--- TASK INPUTS ---
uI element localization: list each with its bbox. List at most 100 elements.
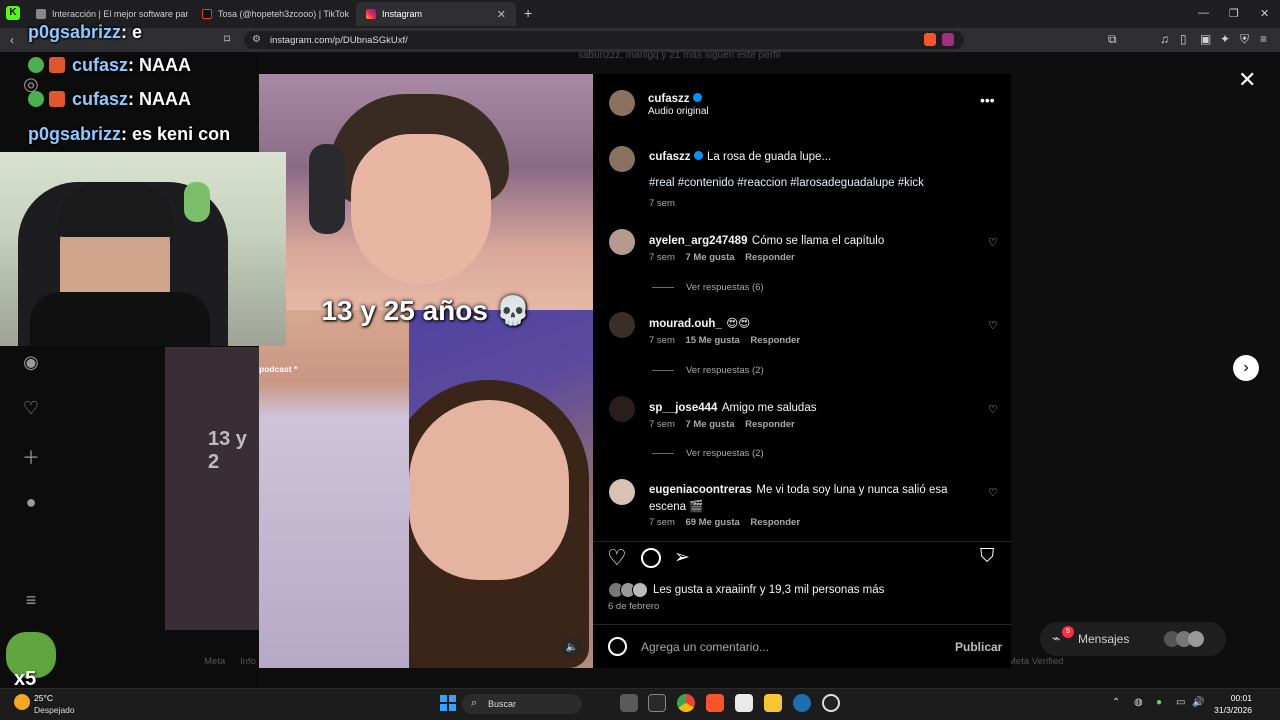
audio-toggle-button[interactable]: 🔈 [562, 637, 582, 657]
video-frame-bottom [259, 310, 593, 668]
post-date: 6 de febrero [608, 601, 660, 612]
footer-link-info[interactable]: Info [240, 656, 256, 667]
tab-label: Tosa (@hopeteh3zcooo) | TikTok [218, 9, 350, 19]
discord-icon[interactable]: ◍ [1134, 697, 1143, 708]
author-avatar[interactable] [609, 90, 635, 116]
view-replies-button[interactable]: Ver respuestas (6) [652, 282, 764, 293]
address-field[interactable]: ⚙ instagram.com/p/DUbnaSGkUxf/ [244, 31, 964, 49]
windows-taskbar [0, 688, 1280, 720]
save-icon[interactable]: ⛉ [980, 546, 994, 568]
share-icon[interactable]: ➢ [674, 546, 690, 569]
caption-avatar[interactable] [609, 146, 635, 172]
more-menu-icon[interactable]: ≡ [20, 590, 42, 611]
background-video-thumbnail [165, 347, 259, 630]
comment-1-meta: 7 sem 7 Me gusta Responder [649, 252, 795, 263]
comment-like-icon[interactable]: ♡ [988, 236, 998, 249]
kick-icon[interactable]: K [6, 6, 20, 20]
taskbar-search[interactable]: ⌕ Buscar [462, 694, 582, 714]
leo-icon[interactable]: ✦ [1220, 33, 1230, 45]
comment-likes[interactable]: 69 Me gusta [685, 517, 739, 528]
view-replies-button[interactable]: Ver respuestas (2) [652, 365, 764, 376]
store-icon[interactable] [735, 694, 753, 712]
brave-icon[interactable] [706, 694, 724, 712]
likes-summary[interactable]: Les gusta a xraaiinfr y 19,3 mil persona… [653, 584, 884, 596]
footer-link-meta[interactable]: Meta [204, 656, 225, 667]
epic-games-icon[interactable] [648, 694, 666, 712]
tab-label: Instagram [382, 9, 423, 19]
like-icon[interactable]: ♡ [607, 545, 627, 571]
close-tab-icon[interactable]: ✕ [497, 8, 506, 21]
file-explorer-icon[interactable] [764, 694, 782, 712]
chrome-icon[interactable] [677, 694, 695, 712]
weather-temp[interactable]: 25°C [34, 693, 53, 703]
liker-avatars[interactable] [608, 582, 650, 598]
comment-avatar[interactable] [609, 479, 635, 505]
comment-avatar[interactable] [609, 396, 635, 422]
tab-instagram[interactable]: Instagram ✕ [356, 2, 516, 26]
menu-icon[interactable]: ≡ [1260, 33, 1267, 45]
minimize-button[interactable]: — [1198, 7, 1209, 19]
caption-hashtags[interactable]: #real #contenido #reaccion #larosadeguad… [649, 177, 924, 189]
author-username[interactable]: cufaszz [648, 89, 702, 107]
rewards-icon[interactable] [942, 33, 954, 46]
steam-icon[interactable] [793, 694, 811, 712]
task-view-icon[interactable] [620, 694, 638, 712]
comment-2-meta: 7 sem 15 Me gusta Responder [649, 335, 801, 346]
emoji-icon[interactable] [608, 637, 627, 656]
start-button[interactable] [440, 695, 456, 711]
next-post-button[interactable]: › [1233, 355, 1259, 381]
reply-button[interactable]: Responder [750, 335, 800, 346]
comment-avatar[interactable] [609, 229, 635, 255]
comment-4: eugeniacoontreras Me vi toda soy luna y … [649, 484, 948, 513]
microphone-icon[interactable]: ● [1156, 697, 1162, 708]
clock-date[interactable]: 31/3/2026 [1212, 705, 1252, 715]
chat-message: cufasz: NAAA [72, 55, 192, 75]
background-follow-hint: sabunzzz, marilgq y 21 más siguen este p… [578, 50, 781, 61]
view-replies-button[interactable]: Ver respuestas (2) [652, 448, 764, 459]
comment-icon[interactable] [641, 548, 661, 568]
footer-link-meta-verified[interactable]: Meta Verified [1008, 656, 1063, 667]
reply-button[interactable]: Responder [745, 419, 795, 430]
reply-button[interactable]: Responder [745, 252, 795, 263]
profile-avatar[interactable]: ● [20, 492, 42, 513]
sidebar-icon[interactable]: ▯ [1180, 33, 1187, 45]
comment-input[interactable]: Agrega un comentario... [641, 640, 931, 654]
tray-expand-icon[interactable]: ⌃ [1112, 697, 1120, 708]
music-icon[interactable]: ♫ [1160, 33, 1169, 45]
comment-likes[interactable]: 7 Me gusta [685, 419, 734, 430]
comment-like-icon[interactable]: ♡ [988, 403, 998, 416]
comment-like-icon[interactable]: ♡ [988, 486, 998, 499]
network-icon[interactable]: ▭ [1176, 697, 1185, 708]
close-modal-icon[interactable]: ✕ [1238, 67, 1256, 93]
create-icon[interactable]: ＋ [20, 444, 42, 470]
wallet-icon[interactable]: ▣ [1200, 33, 1211, 45]
notifications-icon[interactable]: ♡ [20, 398, 42, 419]
reel-video[interactable]: podcast * [259, 74, 593, 668]
close-window-button[interactable]: ✕ [1260, 7, 1269, 20]
more-options-icon[interactable]: ••• [980, 92, 995, 108]
audio-link[interactable]: Audio original [648, 106, 709, 117]
subscriber-badge-icon [49, 57, 65, 73]
clock-time[interactable]: 00:01 [1226, 693, 1252, 703]
volume-icon[interactable]: 🔊 [1192, 697, 1204, 708]
verified-badge-icon [28, 57, 44, 73]
new-tab-button[interactable]: + [524, 5, 532, 21]
maximize-button[interactable]: ❐ [1229, 7, 1239, 20]
weather-desc[interactable]: Despejado [34, 705, 75, 715]
shield-icon[interactable]: ⛨ [1240, 33, 1249, 45]
explore-icon[interactable]: ◉ [20, 352, 42, 373]
reply-button[interactable]: Responder [750, 517, 800, 528]
brave-shield-icon[interactable] [924, 33, 936, 46]
comment-1: ayelen_arg247489 Cómo se llama el capítu… [649, 235, 885, 247]
comment-3: sp__jose444 Amigo me saludas [649, 402, 817, 414]
extensions-icon[interactable]: ⧉ [1108, 33, 1117, 45]
obs-icon[interactable] [822, 694, 840, 712]
comment-avatar[interactable] [609, 312, 635, 338]
comment-likes[interactable]: 15 Me gusta [685, 335, 739, 346]
weather-icon[interactable] [14, 694, 30, 710]
video-caption: 13 y 25 años 💀 [321, 295, 531, 326]
verified-badge-icon [692, 93, 702, 103]
publish-button[interactable]: Publicar [955, 640, 1002, 654]
comment-like-icon[interactable]: ♡ [988, 319, 998, 332]
comment-likes[interactable]: 7 Me gusta [685, 252, 734, 263]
---
Copy out, unchanged, the listing from the line with "audio-toggle-button[interactable]: 🔈 [562, 637, 582, 657]" to the line with "tab-label: Tosa (@hopeteh3zcooo)", inclusive.

audio-toggle-button[interactable]: 🔈 [562, 637, 582, 657]
video-frame-bottom [259, 310, 593, 668]
post-date: 6 de febrero [608, 601, 660, 612]
footer-link-info[interactable]: Info [240, 656, 256, 667]
tab-label: Tosa (@hopeteh3zcooo) | TikTok [218, 9, 350, 19]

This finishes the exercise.